Filter this material down to the lines that contain the string "blood", and return those lines.

══ Supplied data ══

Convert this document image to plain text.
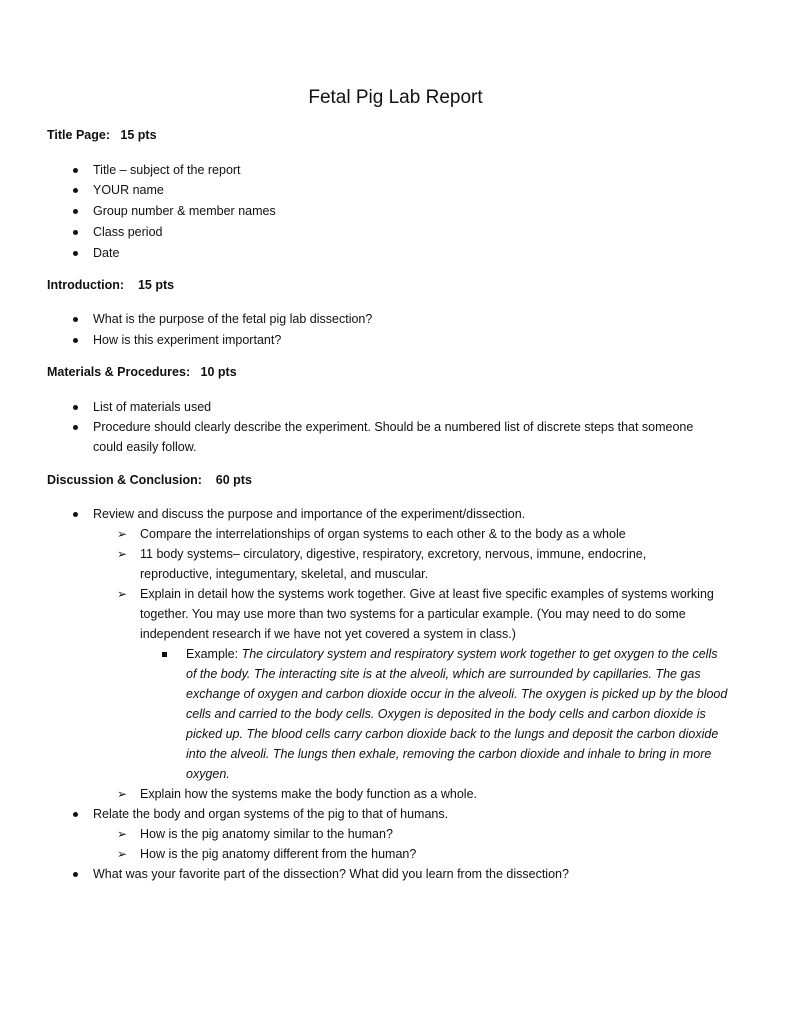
Fetal Pig Lab Report

Title Page:   15 pts

Title – subject of the report

YOUR name

Group number & member names

Class period

Date

Introduction:    15 pts

What is the purpose of the fetal pig lab dissection?

How is this experiment important?

Materials & Procedures:   10 pts

List of materials used

Procedure should clearly describe the experiment. Should be a numbered list of discrete steps that someone

could easily follow.

Discussion & Conclusion:    60 pts

Review and discuss the purpose and importance of the experiment/dissection.

➢ Compare the interrelationships of organ systems to each other & to the body as a whole

➢ 11 body systems– circulatory, digestive, respiratory, excretory, nervous, immune, endocrine,

reproductive, integumentary, skeletal, and muscular.

➢ Explain in detail how the systems work together. Give at least five specific examples of systems working

together. You may use more than two systems for a particular example. (You may need to do some

independent research if we have not yet covered a system in class.)

Example: The circulatory system and respiratory system work together to get oxygen to the cells

of the body. The interacting site is at the alveoli, which are surrounded by capillaries. The gas

exchange of oxygen and carbon dioxide occur in the alveoli. The oxygen is picked up by the blood

cells and carried to the body cells. Oxygen is deposited in the body cells and carbon dioxide is

picked up. The blood cells carry carbon dioxide back to the lungs and deposit the carbon dioxide

into the alveoli. The lungs then exhale, removing the carbon dioxide and inhale to bring in more

oxygen.

➢ Explain how the systems make the body function as a whole.

Relate the body and organ systems of the pig to that of humans.

➢ How is the pig anatomy similar to the human?

➢ How is the pig anatomy different from the human?

What was your favorite part of the dissection? What did you learn from the dissection?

═══

Response below:
exchange of oxygen and carbon dioxide occur in the alveoli. The oxygen is picked up by the blood
picked up. The blood cells carry carbon dioxide back to the lungs and deposit the carbon dioxide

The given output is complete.